DO THIS: Print every entry, word for word, and skip the images.

[Stored data entries]
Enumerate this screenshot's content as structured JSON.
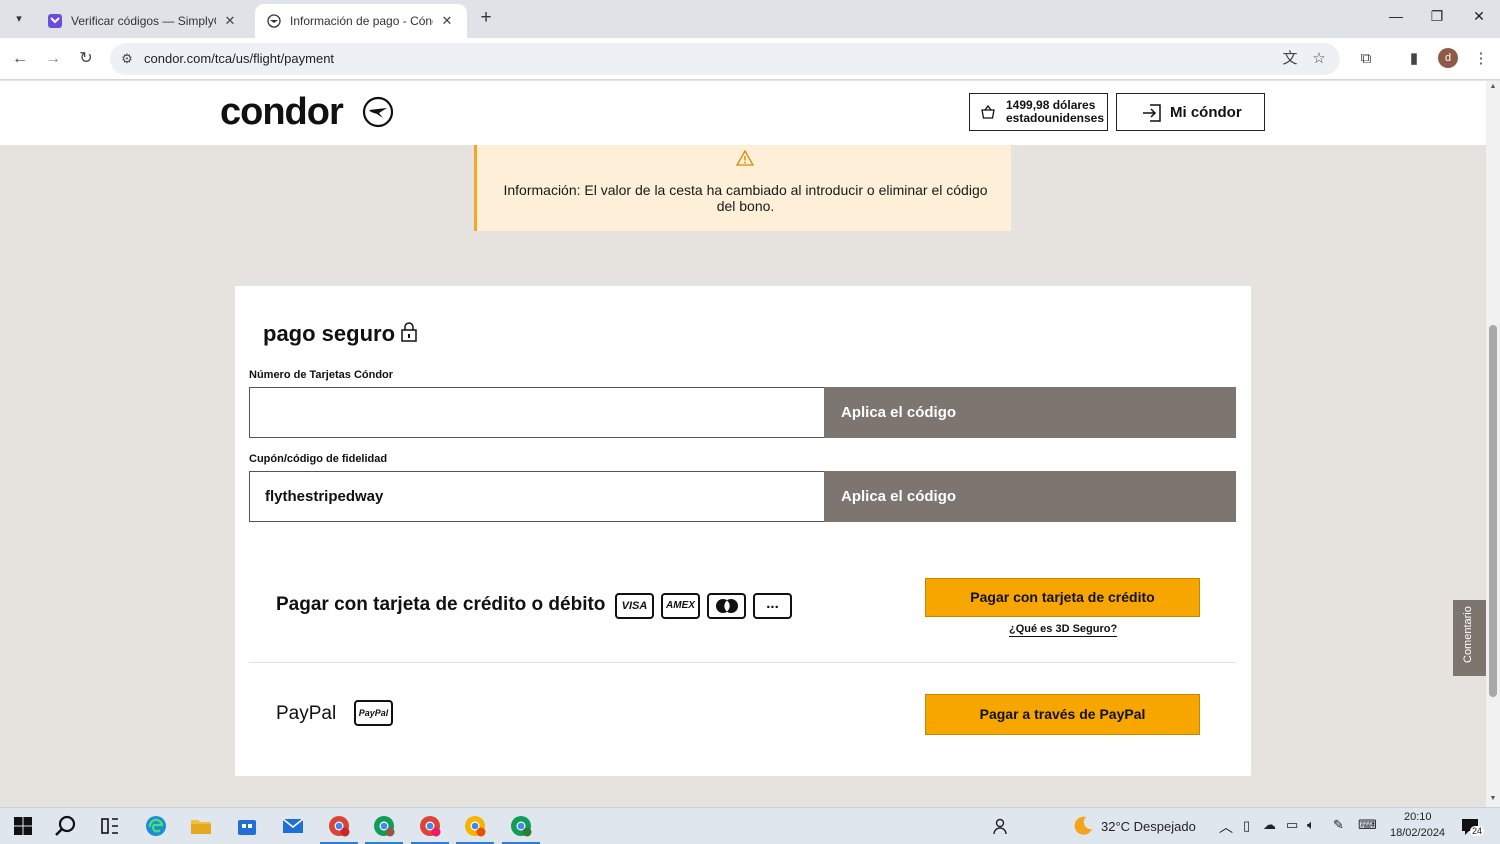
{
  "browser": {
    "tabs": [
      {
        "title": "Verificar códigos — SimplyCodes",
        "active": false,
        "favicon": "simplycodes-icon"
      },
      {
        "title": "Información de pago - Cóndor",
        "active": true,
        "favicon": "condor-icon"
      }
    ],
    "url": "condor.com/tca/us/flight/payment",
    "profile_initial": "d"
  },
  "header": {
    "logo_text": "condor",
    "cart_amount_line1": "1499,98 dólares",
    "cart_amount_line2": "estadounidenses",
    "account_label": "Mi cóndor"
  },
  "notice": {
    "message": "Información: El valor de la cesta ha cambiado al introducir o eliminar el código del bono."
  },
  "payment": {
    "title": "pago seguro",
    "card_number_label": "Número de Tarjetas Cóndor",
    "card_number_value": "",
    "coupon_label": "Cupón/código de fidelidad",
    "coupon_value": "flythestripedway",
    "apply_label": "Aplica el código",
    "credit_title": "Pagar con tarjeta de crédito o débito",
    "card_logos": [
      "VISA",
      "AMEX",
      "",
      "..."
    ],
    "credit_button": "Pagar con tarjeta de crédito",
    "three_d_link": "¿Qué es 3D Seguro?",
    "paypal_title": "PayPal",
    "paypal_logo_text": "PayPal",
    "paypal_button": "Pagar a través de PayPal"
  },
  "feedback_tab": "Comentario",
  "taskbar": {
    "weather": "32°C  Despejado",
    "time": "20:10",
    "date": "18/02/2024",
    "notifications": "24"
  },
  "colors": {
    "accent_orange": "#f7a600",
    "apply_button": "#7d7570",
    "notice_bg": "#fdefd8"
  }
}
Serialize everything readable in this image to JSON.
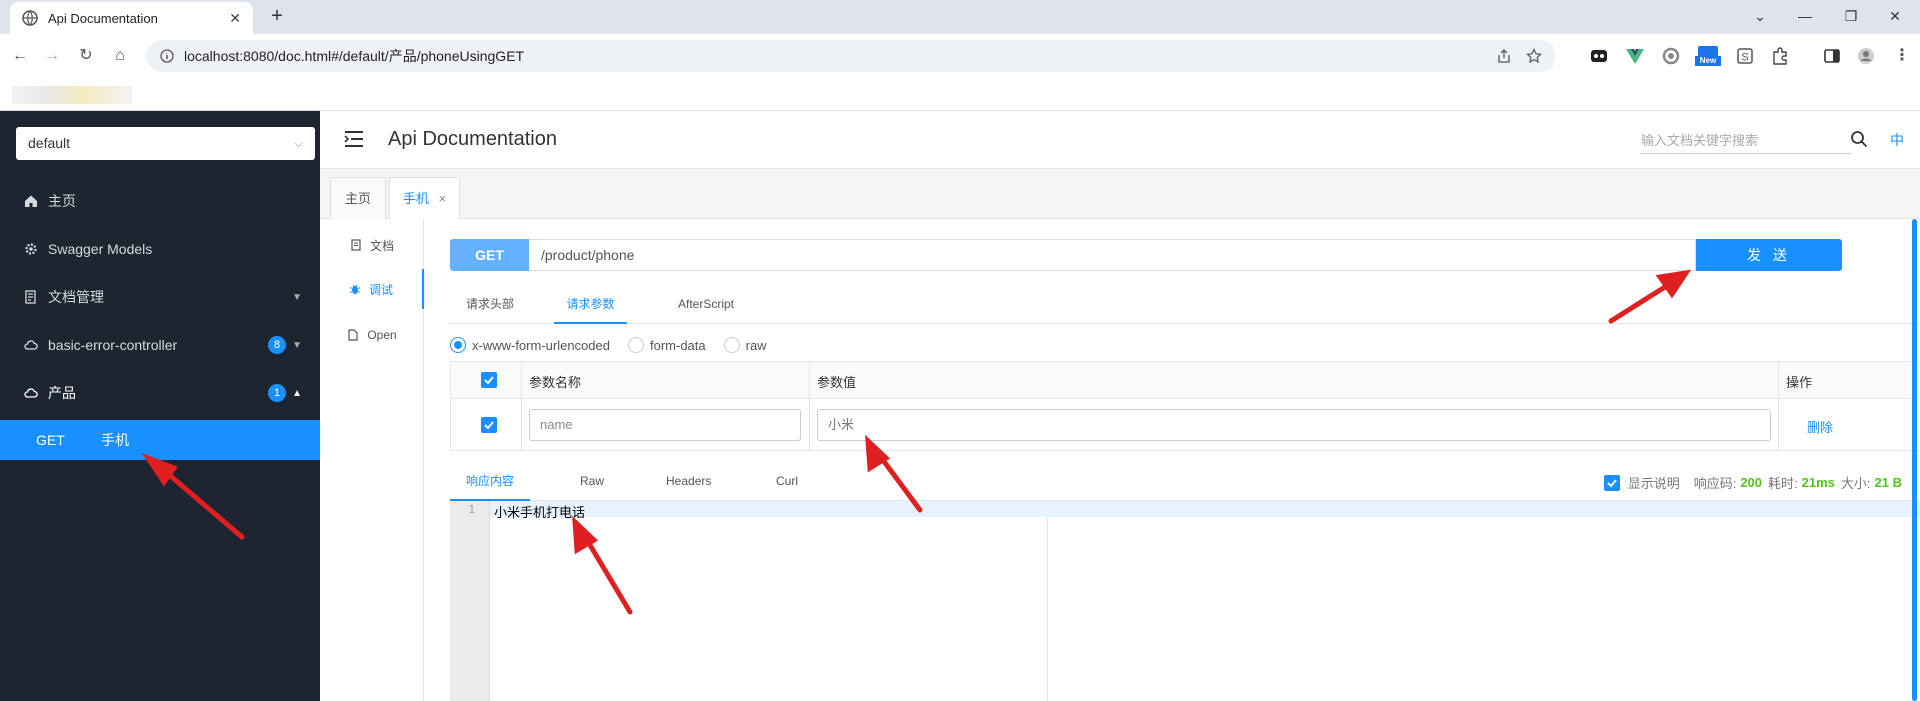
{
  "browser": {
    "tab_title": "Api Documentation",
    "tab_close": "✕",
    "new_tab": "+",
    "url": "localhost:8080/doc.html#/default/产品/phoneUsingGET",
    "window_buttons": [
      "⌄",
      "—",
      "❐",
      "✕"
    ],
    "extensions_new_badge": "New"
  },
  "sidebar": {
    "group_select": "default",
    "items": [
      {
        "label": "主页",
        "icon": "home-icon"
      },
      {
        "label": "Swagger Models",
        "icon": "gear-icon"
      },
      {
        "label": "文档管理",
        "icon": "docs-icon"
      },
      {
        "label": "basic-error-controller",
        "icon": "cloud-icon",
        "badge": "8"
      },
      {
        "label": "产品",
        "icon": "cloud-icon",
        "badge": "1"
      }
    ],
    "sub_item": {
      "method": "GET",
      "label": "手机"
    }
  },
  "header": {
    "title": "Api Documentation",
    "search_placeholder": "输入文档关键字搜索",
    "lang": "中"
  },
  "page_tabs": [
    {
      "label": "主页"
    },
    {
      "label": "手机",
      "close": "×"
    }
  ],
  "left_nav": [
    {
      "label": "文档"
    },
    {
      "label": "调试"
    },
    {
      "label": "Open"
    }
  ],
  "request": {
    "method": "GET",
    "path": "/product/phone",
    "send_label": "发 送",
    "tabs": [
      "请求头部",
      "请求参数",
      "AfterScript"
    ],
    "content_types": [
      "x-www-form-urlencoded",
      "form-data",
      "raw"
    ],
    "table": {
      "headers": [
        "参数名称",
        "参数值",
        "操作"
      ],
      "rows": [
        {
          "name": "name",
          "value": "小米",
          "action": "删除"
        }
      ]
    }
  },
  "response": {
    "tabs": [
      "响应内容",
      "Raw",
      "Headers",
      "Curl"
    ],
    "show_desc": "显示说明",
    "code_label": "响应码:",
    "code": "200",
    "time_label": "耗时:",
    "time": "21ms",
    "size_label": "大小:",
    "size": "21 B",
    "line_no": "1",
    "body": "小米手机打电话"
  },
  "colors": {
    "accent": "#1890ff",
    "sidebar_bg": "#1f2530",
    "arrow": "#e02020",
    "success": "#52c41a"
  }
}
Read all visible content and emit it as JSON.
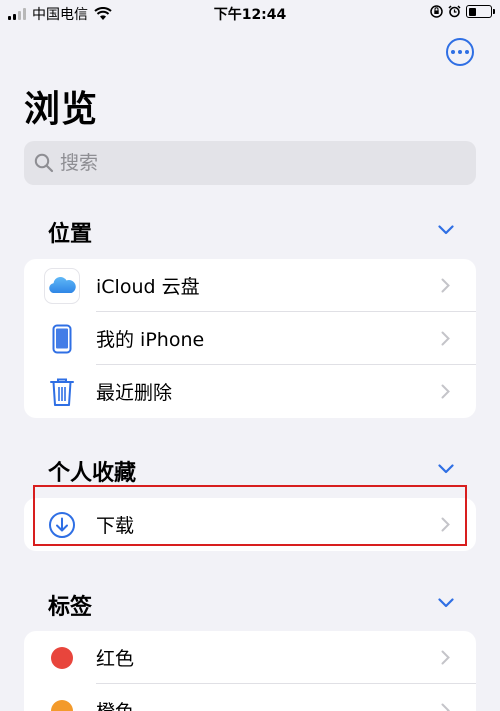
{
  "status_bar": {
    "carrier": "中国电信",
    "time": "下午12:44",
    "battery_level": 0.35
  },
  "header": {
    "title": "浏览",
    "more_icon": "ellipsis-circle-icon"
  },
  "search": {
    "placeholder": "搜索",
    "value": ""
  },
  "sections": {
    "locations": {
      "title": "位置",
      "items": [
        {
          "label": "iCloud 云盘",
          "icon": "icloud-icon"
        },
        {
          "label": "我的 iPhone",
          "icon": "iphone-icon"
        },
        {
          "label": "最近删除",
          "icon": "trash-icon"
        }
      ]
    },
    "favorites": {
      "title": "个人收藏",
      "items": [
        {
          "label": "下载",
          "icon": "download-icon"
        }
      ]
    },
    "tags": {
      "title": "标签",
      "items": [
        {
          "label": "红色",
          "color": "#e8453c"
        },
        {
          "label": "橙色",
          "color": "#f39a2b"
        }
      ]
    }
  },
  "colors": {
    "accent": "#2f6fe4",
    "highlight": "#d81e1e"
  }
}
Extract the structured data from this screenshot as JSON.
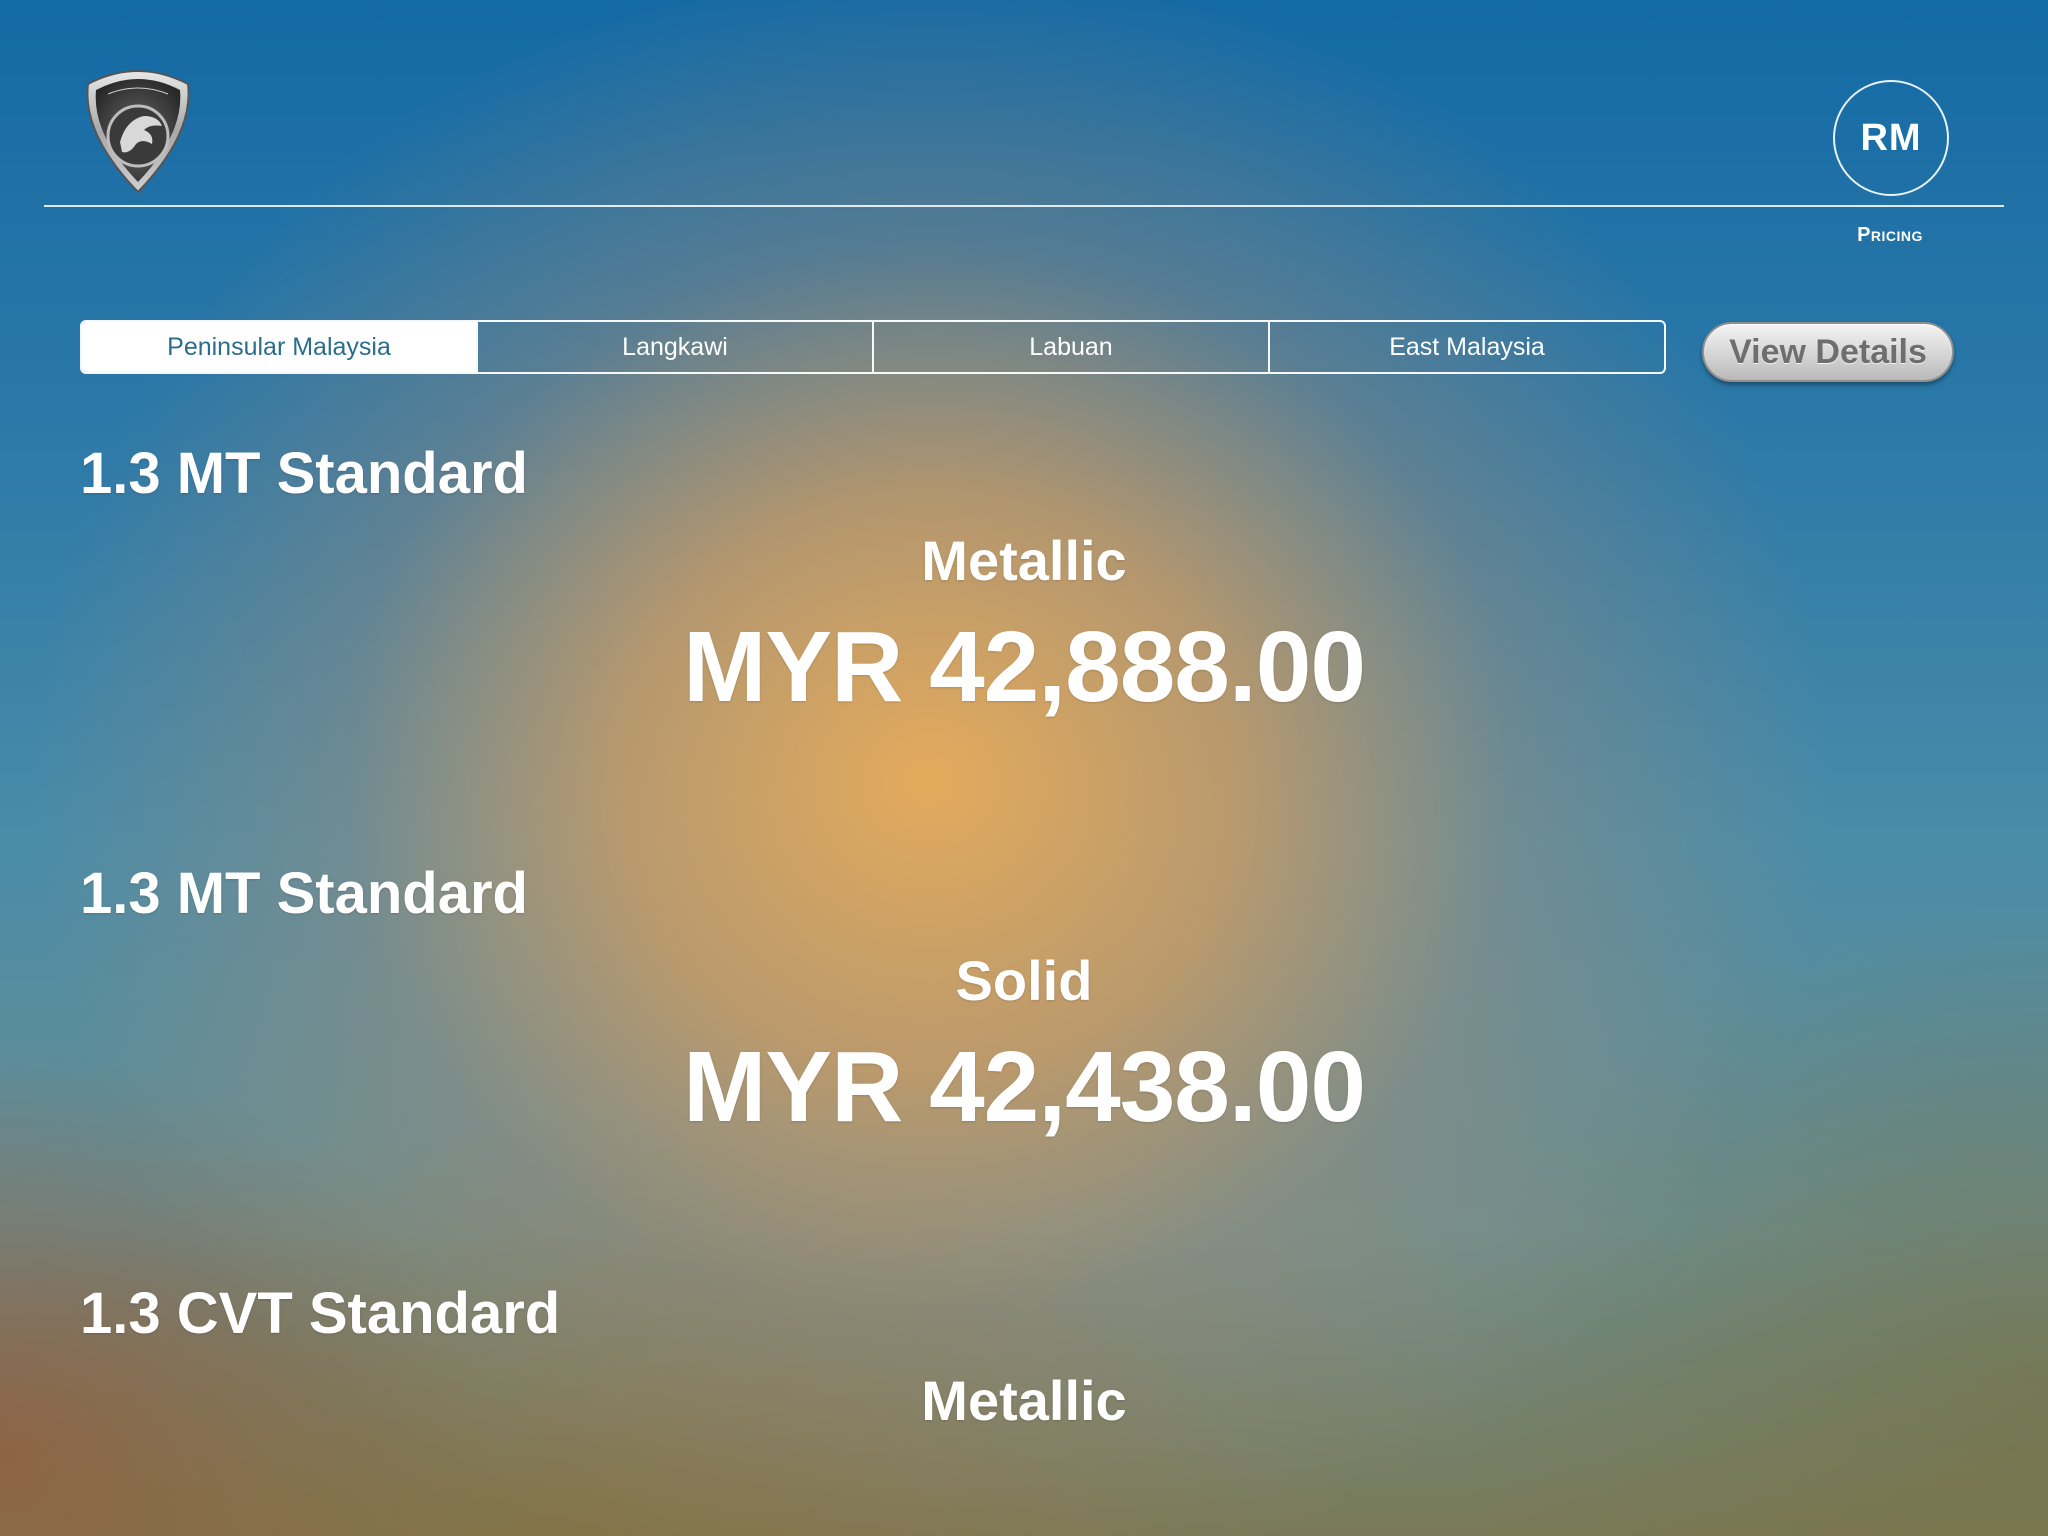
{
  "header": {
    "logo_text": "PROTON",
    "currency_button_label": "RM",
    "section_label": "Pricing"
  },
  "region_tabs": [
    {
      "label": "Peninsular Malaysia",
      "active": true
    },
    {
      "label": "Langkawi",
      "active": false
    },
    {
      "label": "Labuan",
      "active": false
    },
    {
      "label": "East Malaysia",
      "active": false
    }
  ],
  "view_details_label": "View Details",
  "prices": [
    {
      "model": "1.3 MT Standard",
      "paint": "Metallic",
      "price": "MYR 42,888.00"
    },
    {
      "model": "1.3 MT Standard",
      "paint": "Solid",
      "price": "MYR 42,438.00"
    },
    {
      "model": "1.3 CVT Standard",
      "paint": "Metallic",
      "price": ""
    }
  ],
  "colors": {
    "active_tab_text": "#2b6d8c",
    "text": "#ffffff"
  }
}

SOLUTION FOR THIS EXERCISE:
Enumerate this screenshot's content as structured JSON.
{
  "browser": {
    "tabs": [
      {
        "title": "Verificar códigos — SimplyCodes",
        "active": false,
        "favicon": "simplycodes-icon"
      },
      {
        "title": "Información de pago - Cóndor",
        "active": true,
        "favicon": "condor-icon"
      }
    ],
    "url": "condor.com/tca/us/flight/payment",
    "profile_initial": "d"
  },
  "header": {
    "logo_text": "condor",
    "cart_amount_line1": "1499,98 dólares",
    "cart_amount_line2": "estadounidenses",
    "account_label": "Mi cóndor"
  },
  "notice": {
    "message": "Información: El valor de la cesta ha cambiado al introducir o eliminar el código del bono."
  },
  "payment": {
    "title": "pago seguro",
    "card_number_label": "Número de Tarjetas Cóndor",
    "card_number_value": "",
    "coupon_label": "Cupón/código de fidelidad",
    "coupon_value": "flythestripedway",
    "apply_label": "Aplica el código",
    "credit_title": "Pagar con tarjeta de crédito o débito",
    "card_logos": [
      "VISA",
      "AMEX",
      "",
      "..."
    ],
    "credit_button": "Pagar con tarjeta de crédito",
    "three_d_link": "¿Qué es 3D Seguro?",
    "paypal_title": "PayPal",
    "paypal_logo_text": "PayPal",
    "paypal_button": "Pagar a través de PayPal"
  },
  "feedback_tab": "Comentario",
  "taskbar": {
    "weather": "32°C  Despejado",
    "time": "20:10",
    "date": "18/02/2024",
    "notifications": "24"
  },
  "colors": {
    "accent_orange": "#f7a600",
    "apply_button": "#7d7570",
    "notice_bg": "#fdefd8"
  }
}
Serialize everything readable in this image to JSON.
{
  "browser": {
    "tab_title": "Api Documentation",
    "tab_close": "✕",
    "new_tab": "+",
    "url": "localhost:8080/doc.html#/default/产品/phoneUsingGET",
    "window_buttons": [
      "⌄",
      "—",
      "❐",
      "✕"
    ],
    "extensions_new_badge": "New"
  },
  "sidebar": {
    "group_select": "default",
    "items": [
      {
        "label": "主页",
        "icon": "home-icon"
      },
      {
        "label": "Swagger Models",
        "icon": "gear-icon"
      },
      {
        "label": "文档管理",
        "icon": "docs-icon"
      },
      {
        "label": "basic-error-controller",
        "icon": "cloud-icon",
        "badge": "8"
      },
      {
        "label": "产品",
        "icon": "cloud-icon",
        "badge": "1"
      }
    ],
    "sub_item": {
      "method": "GET",
      "label": "手机"
    }
  },
  "header": {
    "title": "Api Documentation",
    "search_placeholder": "输入文档关键字搜索",
    "lang": "中"
  },
  "page_tabs": [
    {
      "label": "主页"
    },
    {
      "label": "手机",
      "close": "×"
    }
  ],
  "left_nav": [
    {
      "label": "文档"
    },
    {
      "label": "调试"
    },
    {
      "label": "Open"
    }
  ],
  "request": {
    "method": "GET",
    "path": "/product/phone",
    "send_label": "发 送",
    "tabs": [
      "请求头部",
      "请求参数",
      "AfterScript"
    ],
    "content_types": [
      "x-www-form-urlencoded",
      "form-data",
      "raw"
    ],
    "table": {
      "headers": [
        "参数名称",
        "参数值",
        "操作"
      ],
      "rows": [
        {
          "name": "name",
          "value": "小米",
          "action": "删除"
        }
      ]
    }
  },
  "response": {
    "tabs": [
      "响应内容",
      "Raw",
      "Headers",
      "Curl"
    ],
    "show_desc": "显示说明",
    "code_label": "响应码:",
    "code": "200",
    "time_label": "耗时:",
    "time": "21ms",
    "size_label": "大小:",
    "size": "21 B",
    "line_no": "1",
    "body": "小米手机打电话"
  },
  "colors": {
    "accent": "#1890ff",
    "sidebar_bg": "#1f2530",
    "arrow": "#e02020",
    "success": "#52c41a"
  }
}
Read all visible content and emit it as JSON.
{
  "status_bar": {
    "carrier": "中国电信",
    "time": "下午12:44",
    "battery_level": 0.35
  },
  "header": {
    "title": "浏览",
    "more_icon": "ellipsis-circle-icon"
  },
  "search": {
    "placeholder": "搜索",
    "value": ""
  },
  "sections": {
    "locations": {
      "title": "位置",
      "items": [
        {
          "label": "iCloud 云盘",
          "icon": "icloud-icon"
        },
        {
          "label": "我的 iPhone",
          "icon": "iphone-icon"
        },
        {
          "label": "最近删除",
          "icon": "trash-icon"
        }
      ]
    },
    "favorites": {
      "title": "个人收藏",
      "items": [
        {
          "label": "下载",
          "icon": "download-icon"
        }
      ]
    },
    "tags": {
      "title": "标签",
      "items": [
        {
          "label": "红色",
          "color": "#e8453c"
        },
        {
          "label": "橙色",
          "color": "#f39a2b"
        }
      ]
    }
  },
  "colors": {
    "accent": "#2f6fe4",
    "highlight": "#d81e1e"
  }
}
Extract the structured data from this screenshot as JSON.
{
  "header": {
    "logo_text": "PROTON",
    "currency_button_label": "RM",
    "section_label": "Pricing"
  },
  "region_tabs": [
    {
      "label": "Peninsular Malaysia",
      "active": true
    },
    {
      "label": "Langkawi",
      "active": false
    },
    {
      "label": "Labuan",
      "active": false
    },
    {
      "label": "East Malaysia",
      "active": false
    }
  ],
  "view_details_label": "View Details",
  "prices": [
    {
      "model": "1.3 MT Standard",
      "paint": "Metallic",
      "price": "MYR 42,888.00"
    },
    {
      "model": "1.3 MT Standard",
      "paint": "Solid",
      "price": "MYR 42,438.00"
    },
    {
      "model": "1.3 CVT Standard",
      "paint": "Metallic",
      "price": ""
    }
  ],
  "colors": {
    "active_tab_text": "#2b6d8c",
    "text": "#ffffff"
  }
}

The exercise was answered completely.